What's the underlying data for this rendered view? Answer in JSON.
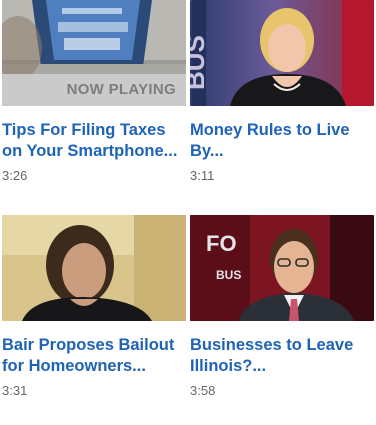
{
  "videos": [
    {
      "title": "Tips For Filing Taxes on Your Smartphone...",
      "duration": "3:26",
      "now_playing_label": "NOW PLAYING",
      "is_now_playing": true,
      "thumb_icon": "smartphone-screen-thumbnail"
    },
    {
      "title": "Money Rules to Live By...",
      "duration": "3:11",
      "now_playing_label": "",
      "is_now_playing": false,
      "thumb_icon": "woman-anchor-thumbnail"
    },
    {
      "title": "Bair Proposes Bailout for Homeowners...",
      "duration": "3:31",
      "now_playing_label": "",
      "is_now_playing": false,
      "thumb_icon": "woman-interview-thumbnail"
    },
    {
      "title": "Businesses to Leave Illinois?...",
      "duration": "3:58",
      "now_playing_label": "",
      "is_now_playing": false,
      "thumb_icon": "man-studio-thumbnail"
    }
  ],
  "colors": {
    "link_blue": "#1f63b5",
    "duration_gray": "#666666",
    "now_playing_bg": "#cdcdcd",
    "now_playing_text": "#7d7d7d"
  }
}
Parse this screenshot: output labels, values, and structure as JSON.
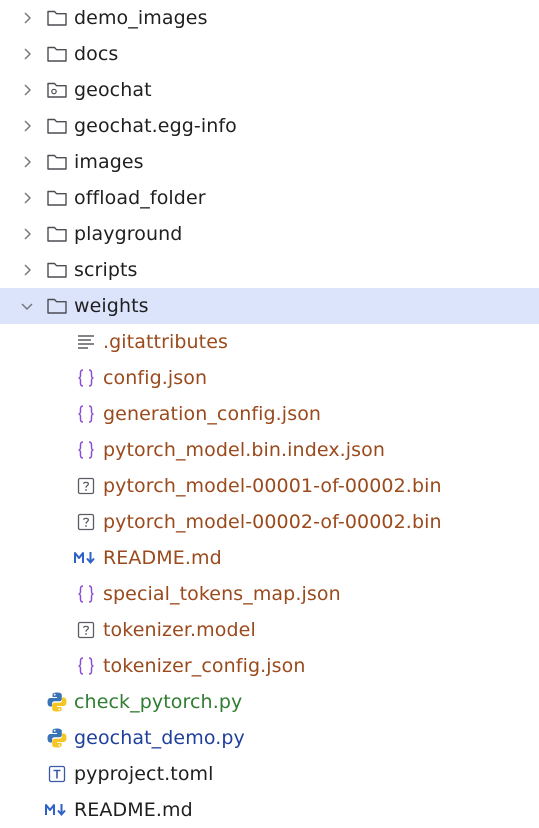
{
  "tree": {
    "items": [
      {
        "label": "demo_images",
        "kind": "folder",
        "icon": "folder-icon",
        "expanded": false
      },
      {
        "label": "docs",
        "kind": "folder",
        "icon": "folder-icon",
        "expanded": false
      },
      {
        "label": "geochat",
        "kind": "folder",
        "icon": "package-folder-icon",
        "expanded": false
      },
      {
        "label": "geochat.egg-info",
        "kind": "folder",
        "icon": "folder-icon",
        "expanded": false
      },
      {
        "label": "images",
        "kind": "folder",
        "icon": "folder-icon",
        "expanded": false
      },
      {
        "label": "offload_folder",
        "kind": "folder",
        "icon": "folder-icon",
        "expanded": false
      },
      {
        "label": "playground",
        "kind": "folder",
        "icon": "folder-icon",
        "expanded": false
      },
      {
        "label": "scripts",
        "kind": "folder",
        "icon": "folder-icon",
        "expanded": false
      },
      {
        "label": "weights",
        "kind": "folder",
        "icon": "folder-icon",
        "expanded": true,
        "selected": true
      },
      {
        "label": ".gitattributes",
        "kind": "file",
        "icon": "text-file-icon"
      },
      {
        "label": "config.json",
        "kind": "file",
        "icon": "json-icon"
      },
      {
        "label": "generation_config.json",
        "kind": "file",
        "icon": "json-icon"
      },
      {
        "label": "pytorch_model.bin.index.json",
        "kind": "file",
        "icon": "json-icon"
      },
      {
        "label": "pytorch_model-00001-of-00002.bin",
        "kind": "file",
        "icon": "unknown-file-icon"
      },
      {
        "label": "pytorch_model-00002-of-00002.bin",
        "kind": "file",
        "icon": "unknown-file-icon"
      },
      {
        "label": "README.md",
        "kind": "file",
        "icon": "markdown-icon"
      },
      {
        "label": "special_tokens_map.json",
        "kind": "file",
        "icon": "json-icon"
      },
      {
        "label": "tokenizer.model",
        "kind": "file",
        "icon": "unknown-file-icon"
      },
      {
        "label": "tokenizer_config.json",
        "kind": "file",
        "icon": "json-icon"
      },
      {
        "label": "check_pytorch.py",
        "kind": "file",
        "icon": "python-icon"
      },
      {
        "label": "geochat_demo.py",
        "kind": "file",
        "icon": "python-icon"
      },
      {
        "label": "pyproject.toml",
        "kind": "file",
        "icon": "toml-icon"
      },
      {
        "label": "README.md",
        "kind": "file",
        "icon": "markdown-icon"
      }
    ]
  },
  "colors": {
    "selection": "#dbe4fb",
    "text_default": "#1f1f1f",
    "text_ignored": "#9a4a1c",
    "text_new": "#2f7d32",
    "text_modified": "#1f3f9c",
    "json_icon": "#8a4fd6",
    "markdown_icon": "#2f62c8"
  }
}
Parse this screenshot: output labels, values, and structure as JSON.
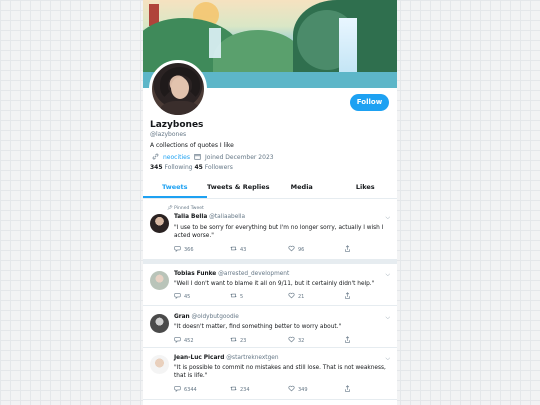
{
  "profile": {
    "display_name": "Lazybones",
    "handle": "@lazybones",
    "bio": "A collections of quotes I like",
    "link": "neocities",
    "joined": "Joined December 2023",
    "following_count": "345",
    "following_label": "Following",
    "followers_count": "45",
    "followers_label": "Followers",
    "follow_label": "Follow"
  },
  "tabs": [
    {
      "label": "Tweets",
      "active": true
    },
    {
      "label": "Tweets & Replies",
      "active": false
    },
    {
      "label": "Media",
      "active": false
    },
    {
      "label": "Likes",
      "active": false
    }
  ],
  "tweets": [
    {
      "pinned_label": "Pinned Tweet",
      "name": "Talia Bella",
      "handle": "@taliaabella",
      "text": "\"I use to be sorry for everything but I'm no longer sorry, actually I wish I acted worse.\"",
      "replies": "366",
      "retweets": "43",
      "likes": "96"
    },
    {
      "name": "Tobias Funke",
      "handle": "@arrested_development",
      "text": "\"Well I don't want to blame it all on 9/11, but it certainly didn't help.\"",
      "replies": "45",
      "retweets": "5",
      "likes": "21"
    },
    {
      "name": "Gran",
      "handle": "@oldybutgoodie",
      "text": "\"It doesn't matter, find something better to worry about.\"",
      "replies": "452",
      "retweets": "23",
      "likes": "32"
    },
    {
      "name": "Jean-Luc Picard",
      "handle": "@startreknextgen",
      "text": "\"It is possible to commit no mistakes and still lose. That is not weakness, that is life.\"",
      "replies": "6344",
      "retweets": "234",
      "likes": "349"
    }
  ],
  "colors": {
    "accent": "#1da1f2",
    "text": "#14171a",
    "muted": "#657786"
  }
}
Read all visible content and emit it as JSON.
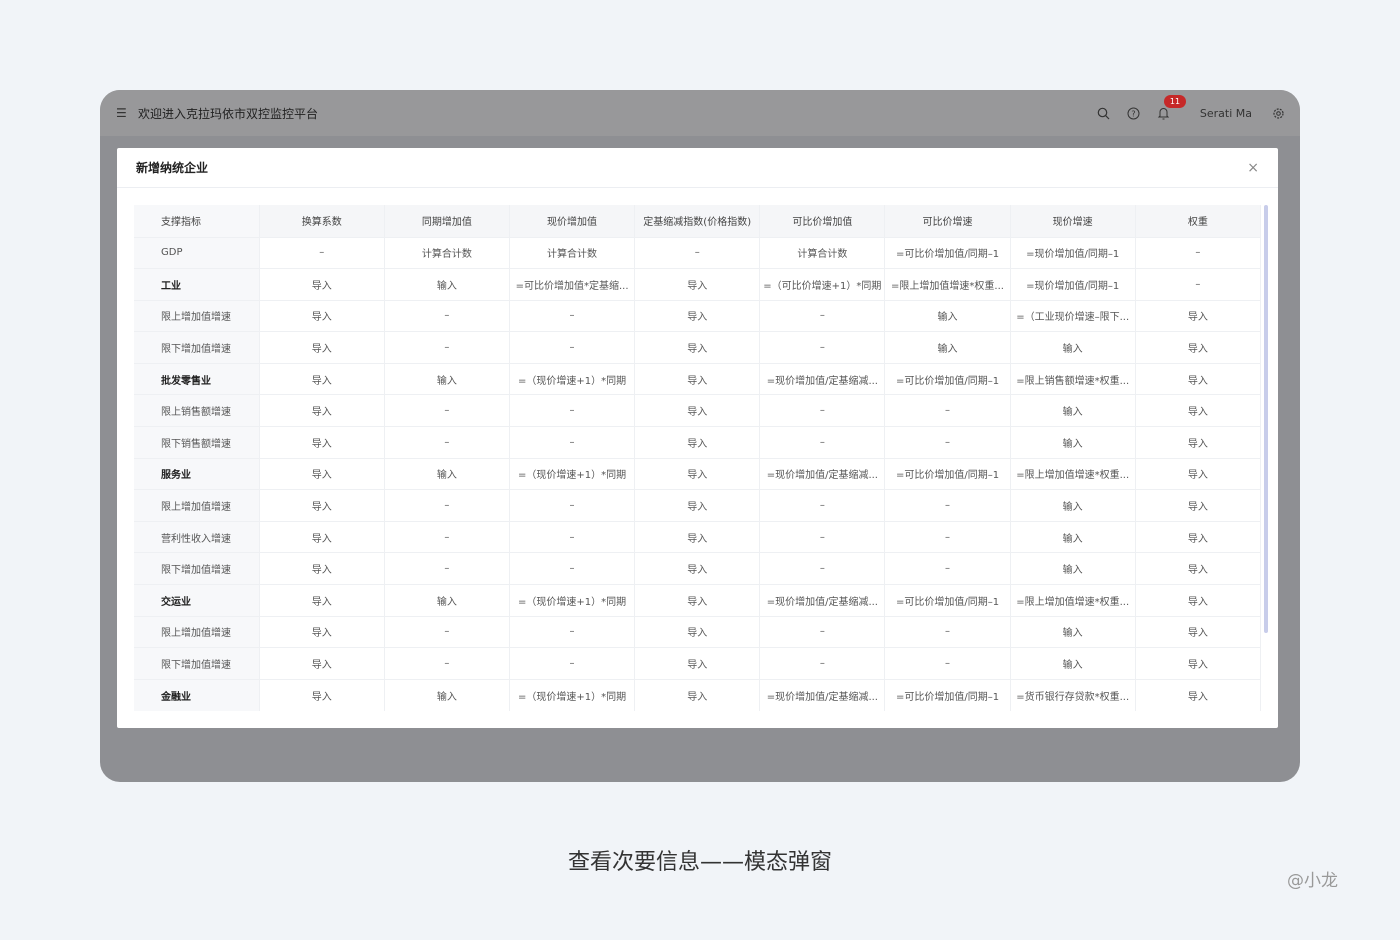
{
  "app": {
    "title": "欢迎进入克拉玛依市双控监控平台",
    "user": "Serati Ma",
    "notifications": "11",
    "icons": [
      "menu-fold-icon",
      "search-icon",
      "help-icon",
      "bell-icon",
      "gear-icon"
    ]
  },
  "modal": {
    "title": "新增纳统企业",
    "close": "×"
  },
  "table": {
    "headers": [
      "支撑指标",
      "换算系数",
      "同期增加值",
      "现价增加值",
      "定基缩减指数(价格指数)",
      "可比价增加值",
      "可比价增速",
      "现价增速",
      "权重"
    ],
    "rows": [
      {
        "bold": false,
        "cells": [
          "GDP",
          "–",
          "计算合计数",
          "计算合计数",
          "–",
          "计算合计数",
          "=可比价增加值/同期–1",
          "=现价增加值/同期–1",
          "–"
        ]
      },
      {
        "bold": true,
        "cells": [
          "工业",
          "导入",
          "输入",
          "=可比价增加值*定基缩...",
          "导入",
          "=（可比价增速+1）*同期",
          "=限上增加值增速*权重...",
          "=现价增加值/同期–1",
          "–"
        ]
      },
      {
        "bold": false,
        "cells": [
          "限上增加值增速",
          "导入",
          "–",
          "–",
          "导入",
          "–",
          "输入",
          "=（工业现价增速–限下...",
          "导入"
        ]
      },
      {
        "bold": false,
        "cells": [
          "限下增加值增速",
          "导入",
          "–",
          "–",
          "导入",
          "–",
          "输入",
          "输入",
          "导入"
        ]
      },
      {
        "bold": true,
        "cells": [
          "批发零售业",
          "导入",
          "输入",
          "=（现价增速+1）*同期",
          "导入",
          "=现价增加值/定基缩减...",
          "=可比价增加值/同期–1",
          "=限上销售额增速*权重...",
          "导入"
        ]
      },
      {
        "bold": false,
        "cells": [
          "限上销售额增速",
          "导入",
          "–",
          "–",
          "导入",
          "–",
          "–",
          "输入",
          "导入"
        ]
      },
      {
        "bold": false,
        "cells": [
          "限下销售额增速",
          "导入",
          "–",
          "–",
          "导入",
          "–",
          "–",
          "输入",
          "导入"
        ]
      },
      {
        "bold": true,
        "cells": [
          "服务业",
          "导入",
          "输入",
          "=（现价增速+1）*同期",
          "导入",
          "=现价增加值/定基缩减...",
          "=可比价增加值/同期–1",
          "=限上增加值增速*权重...",
          "导入"
        ]
      },
      {
        "bold": false,
        "cells": [
          "限上增加值增速",
          "导入",
          "–",
          "–",
          "导入",
          "–",
          "–",
          "输入",
          "导入"
        ]
      },
      {
        "bold": false,
        "cells": [
          "营利性收入增速",
          "导入",
          "–",
          "–",
          "导入",
          "–",
          "–",
          "输入",
          "导入"
        ]
      },
      {
        "bold": false,
        "cells": [
          "限下增加值增速",
          "导入",
          "–",
          "–",
          "导入",
          "–",
          "–",
          "输入",
          "导入"
        ]
      },
      {
        "bold": true,
        "cells": [
          "交运业",
          "导入",
          "输入",
          "=（现价增速+1）*同期",
          "导入",
          "=现价增加值/定基缩减...",
          "=可比价增加值/同期–1",
          "=限上增加值增速*权重...",
          "导入"
        ]
      },
      {
        "bold": false,
        "cells": [
          "限上增加值增速",
          "导入",
          "–",
          "–",
          "导入",
          "–",
          "–",
          "输入",
          "导入"
        ]
      },
      {
        "bold": false,
        "cells": [
          "限下增加值增速",
          "导入",
          "–",
          "–",
          "导入",
          "–",
          "–",
          "输入",
          "导入"
        ]
      },
      {
        "bold": true,
        "cells": [
          "金融业",
          "导入",
          "输入",
          "=（现价增速+1）*同期",
          "导入",
          "=现价增加值/定基缩减...",
          "=可比价增加值/同期–1",
          "=货币银行存贷款*权重...",
          "导入"
        ]
      }
    ]
  },
  "caption": "查看次要信息——模态弹窗",
  "signature": "@小龙"
}
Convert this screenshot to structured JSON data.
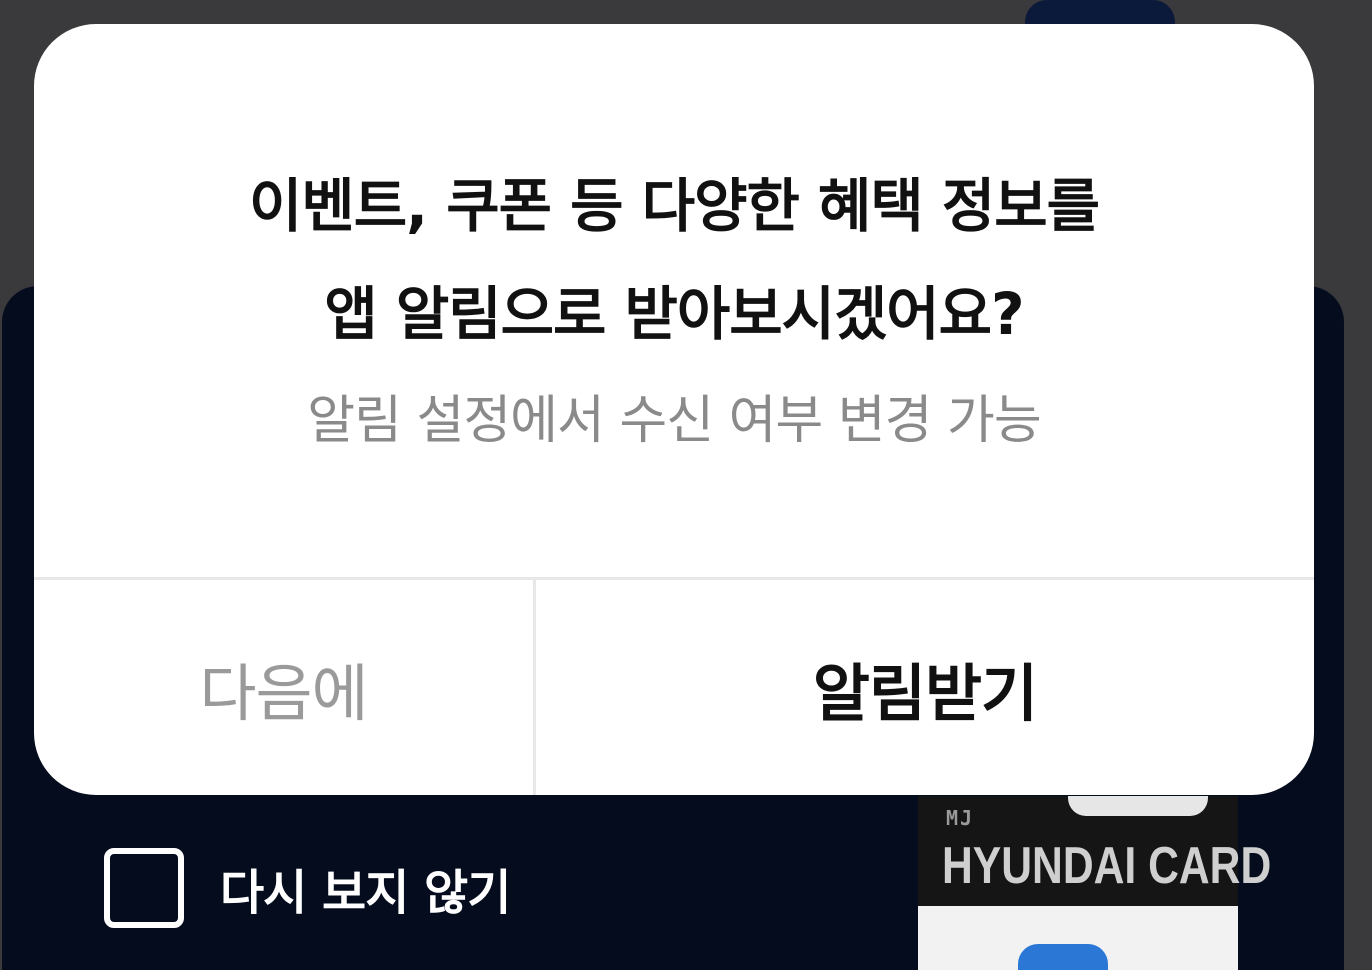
■ ■ ■ ■ ■
What needs to be done:
Copy each line of the entries that includes the word "retweets".

Output of the task:
      "retweets": "43",
      "retweets": "5",
      "retweets": "23",
      "retweets": "234",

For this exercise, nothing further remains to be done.